What the exercise asks: Repeat the entries that follow verbatim, without any of their pictures.

[Figure collection entries]
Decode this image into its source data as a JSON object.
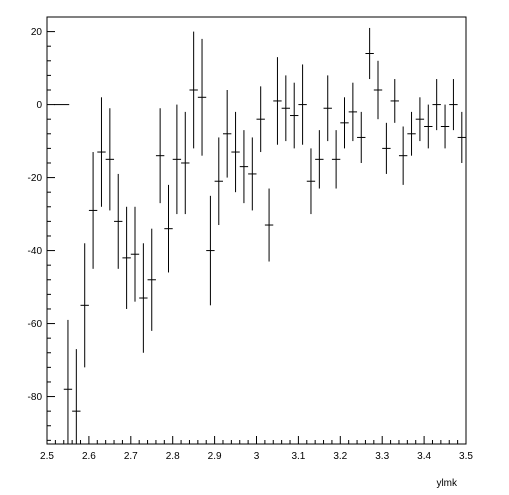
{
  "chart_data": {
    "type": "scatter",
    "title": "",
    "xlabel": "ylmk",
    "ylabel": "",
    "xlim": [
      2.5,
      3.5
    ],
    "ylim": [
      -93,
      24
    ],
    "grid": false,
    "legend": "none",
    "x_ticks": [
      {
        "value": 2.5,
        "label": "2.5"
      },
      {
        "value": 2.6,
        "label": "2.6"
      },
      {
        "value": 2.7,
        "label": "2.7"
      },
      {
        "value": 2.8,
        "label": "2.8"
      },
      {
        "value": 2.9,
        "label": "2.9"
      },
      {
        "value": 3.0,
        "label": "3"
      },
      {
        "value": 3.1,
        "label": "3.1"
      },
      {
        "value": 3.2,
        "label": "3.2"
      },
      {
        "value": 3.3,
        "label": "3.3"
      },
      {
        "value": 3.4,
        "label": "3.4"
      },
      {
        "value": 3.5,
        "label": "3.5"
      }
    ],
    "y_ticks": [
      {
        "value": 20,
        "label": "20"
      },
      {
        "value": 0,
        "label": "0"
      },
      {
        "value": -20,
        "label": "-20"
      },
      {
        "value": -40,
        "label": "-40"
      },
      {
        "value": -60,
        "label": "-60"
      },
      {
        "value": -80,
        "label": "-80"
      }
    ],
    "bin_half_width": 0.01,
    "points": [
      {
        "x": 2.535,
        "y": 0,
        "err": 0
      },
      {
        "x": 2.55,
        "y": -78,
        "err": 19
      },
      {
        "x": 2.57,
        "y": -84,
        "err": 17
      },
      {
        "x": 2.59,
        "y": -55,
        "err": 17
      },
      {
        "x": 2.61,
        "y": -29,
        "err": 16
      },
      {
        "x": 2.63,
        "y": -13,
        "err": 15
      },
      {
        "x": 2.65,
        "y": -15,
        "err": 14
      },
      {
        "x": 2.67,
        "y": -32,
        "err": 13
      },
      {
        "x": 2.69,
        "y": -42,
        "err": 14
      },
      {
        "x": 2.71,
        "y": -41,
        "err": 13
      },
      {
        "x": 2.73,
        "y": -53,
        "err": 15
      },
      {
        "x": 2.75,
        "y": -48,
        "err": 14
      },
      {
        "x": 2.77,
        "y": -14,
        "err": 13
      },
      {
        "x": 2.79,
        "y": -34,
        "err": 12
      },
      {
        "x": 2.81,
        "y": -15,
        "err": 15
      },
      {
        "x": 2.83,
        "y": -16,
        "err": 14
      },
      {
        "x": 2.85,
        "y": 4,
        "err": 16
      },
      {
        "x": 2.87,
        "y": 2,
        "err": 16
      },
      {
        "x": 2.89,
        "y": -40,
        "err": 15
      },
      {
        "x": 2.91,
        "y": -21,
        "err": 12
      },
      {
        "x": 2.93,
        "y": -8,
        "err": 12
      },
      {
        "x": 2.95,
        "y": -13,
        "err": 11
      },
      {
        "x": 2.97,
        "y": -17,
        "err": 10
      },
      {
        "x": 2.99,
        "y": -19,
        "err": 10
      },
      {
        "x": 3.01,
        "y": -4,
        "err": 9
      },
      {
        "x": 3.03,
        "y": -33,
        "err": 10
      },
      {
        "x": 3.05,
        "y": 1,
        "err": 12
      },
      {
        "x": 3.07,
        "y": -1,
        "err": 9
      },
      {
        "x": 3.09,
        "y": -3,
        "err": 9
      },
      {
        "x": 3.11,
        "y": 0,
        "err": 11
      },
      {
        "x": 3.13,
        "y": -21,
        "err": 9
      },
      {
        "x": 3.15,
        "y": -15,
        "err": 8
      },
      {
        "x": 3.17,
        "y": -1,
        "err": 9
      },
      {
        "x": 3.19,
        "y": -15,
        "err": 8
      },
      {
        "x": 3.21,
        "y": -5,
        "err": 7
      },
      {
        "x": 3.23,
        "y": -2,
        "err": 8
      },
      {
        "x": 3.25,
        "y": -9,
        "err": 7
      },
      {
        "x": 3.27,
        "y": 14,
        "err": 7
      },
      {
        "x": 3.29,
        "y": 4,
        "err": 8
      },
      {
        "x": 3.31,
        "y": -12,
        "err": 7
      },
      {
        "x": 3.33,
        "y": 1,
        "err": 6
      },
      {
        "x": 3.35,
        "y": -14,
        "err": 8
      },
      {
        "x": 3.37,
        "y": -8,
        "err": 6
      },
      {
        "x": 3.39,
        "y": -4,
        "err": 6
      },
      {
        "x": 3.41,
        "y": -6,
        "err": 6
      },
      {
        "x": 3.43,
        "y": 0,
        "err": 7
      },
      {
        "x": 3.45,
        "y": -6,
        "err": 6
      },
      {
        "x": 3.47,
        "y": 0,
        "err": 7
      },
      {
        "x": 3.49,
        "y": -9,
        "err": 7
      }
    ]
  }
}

Exercise solution:
Decode this image into its source data as a JSON object.
{
  "chart_data": {
    "type": "scatter",
    "title": "",
    "xlabel": "ylmk",
    "ylabel": "",
    "xlim": [
      2.5,
      3.5
    ],
    "ylim": [
      -93,
      24
    ],
    "grid": false,
    "legend": "none",
    "x_ticks": [
      {
        "value": 2.5,
        "label": "2.5"
      },
      {
        "value": 2.6,
        "label": "2.6"
      },
      {
        "value": 2.7,
        "label": "2.7"
      },
      {
        "value": 2.8,
        "label": "2.8"
      },
      {
        "value": 2.9,
        "label": "2.9"
      },
      {
        "value": 3.0,
        "label": "3"
      },
      {
        "value": 3.1,
        "label": "3.1"
      },
      {
        "value": 3.2,
        "label": "3.2"
      },
      {
        "value": 3.3,
        "label": "3.3"
      },
      {
        "value": 3.4,
        "label": "3.4"
      },
      {
        "value": 3.5,
        "label": "3.5"
      }
    ],
    "y_ticks": [
      {
        "value": 20,
        "label": "20"
      },
      {
        "value": 0,
        "label": "0"
      },
      {
        "value": -20,
        "label": "-20"
      },
      {
        "value": -40,
        "label": "-40"
      },
      {
        "value": -60,
        "label": "-60"
      },
      {
        "value": -80,
        "label": "-80"
      }
    ],
    "bin_half_width": 0.01,
    "points": [
      {
        "x": 2.535,
        "y": 0,
        "err": 0
      },
      {
        "x": 2.55,
        "y": -78,
        "err": 19
      },
      {
        "x": 2.57,
        "y": -84,
        "err": 17
      },
      {
        "x": 2.59,
        "y": -55,
        "err": 17
      },
      {
        "x": 2.61,
        "y": -29,
        "err": 16
      },
      {
        "x": 2.63,
        "y": -13,
        "err": 15
      },
      {
        "x": 2.65,
        "y": -15,
        "err": 14
      },
      {
        "x": 2.67,
        "y": -32,
        "err": 13
      },
      {
        "x": 2.69,
        "y": -42,
        "err": 14
      },
      {
        "x": 2.71,
        "y": -41,
        "err": 13
      },
      {
        "x": 2.73,
        "y": -53,
        "err": 15
      },
      {
        "x": 2.75,
        "y": -48,
        "err": 14
      },
      {
        "x": 2.77,
        "y": -14,
        "err": 13
      },
      {
        "x": 2.79,
        "y": -34,
        "err": 12
      },
      {
        "x": 2.81,
        "y": -15,
        "err": 15
      },
      {
        "x": 2.83,
        "y": -16,
        "err": 14
      },
      {
        "x": 2.85,
        "y": 4,
        "err": 16
      },
      {
        "x": 2.87,
        "y": 2,
        "err": 16
      },
      {
        "x": 2.89,
        "y": -40,
        "err": 15
      },
      {
        "x": 2.91,
        "y": -21,
        "err": 12
      },
      {
        "x": 2.93,
        "y": -8,
        "err": 12
      },
      {
        "x": 2.95,
        "y": -13,
        "err": 11
      },
      {
        "x": 2.97,
        "y": -17,
        "err": 10
      },
      {
        "x": 2.99,
        "y": -19,
        "err": 10
      },
      {
        "x": 3.01,
        "y": -4,
        "err": 9
      },
      {
        "x": 3.03,
        "y": -33,
        "err": 10
      },
      {
        "x": 3.05,
        "y": 1,
        "err": 12
      },
      {
        "x": 3.07,
        "y": -1,
        "err": 9
      },
      {
        "x": 3.09,
        "y": -3,
        "err": 9
      },
      {
        "x": 3.11,
        "y": 0,
        "err": 11
      },
      {
        "x": 3.13,
        "y": -21,
        "err": 9
      },
      {
        "x": 3.15,
        "y": -15,
        "err": 8
      },
      {
        "x": 3.17,
        "y": -1,
        "err": 9
      },
      {
        "x": 3.19,
        "y": -15,
        "err": 8
      },
      {
        "x": 3.21,
        "y": -5,
        "err": 7
      },
      {
        "x": 3.23,
        "y": -2,
        "err": 8
      },
      {
        "x": 3.25,
        "y": -9,
        "err": 7
      },
      {
        "x": 3.27,
        "y": 14,
        "err": 7
      },
      {
        "x": 3.29,
        "y": 4,
        "err": 8
      },
      {
        "x": 3.31,
        "y": -12,
        "err": 7
      },
      {
        "x": 3.33,
        "y": 1,
        "err": 6
      },
      {
        "x": 3.35,
        "y": -14,
        "err": 8
      },
      {
        "x": 3.37,
        "y": -8,
        "err": 6
      },
      {
        "x": 3.39,
        "y": -4,
        "err": 6
      },
      {
        "x": 3.41,
        "y": -6,
        "err": 6
      },
      {
        "x": 3.43,
        "y": 0,
        "err": 7
      },
      {
        "x": 3.45,
        "y": -6,
        "err": 6
      },
      {
        "x": 3.47,
        "y": 0,
        "err": 7
      },
      {
        "x": 3.49,
        "y": -9,
        "err": 7
      }
    ]
  }
}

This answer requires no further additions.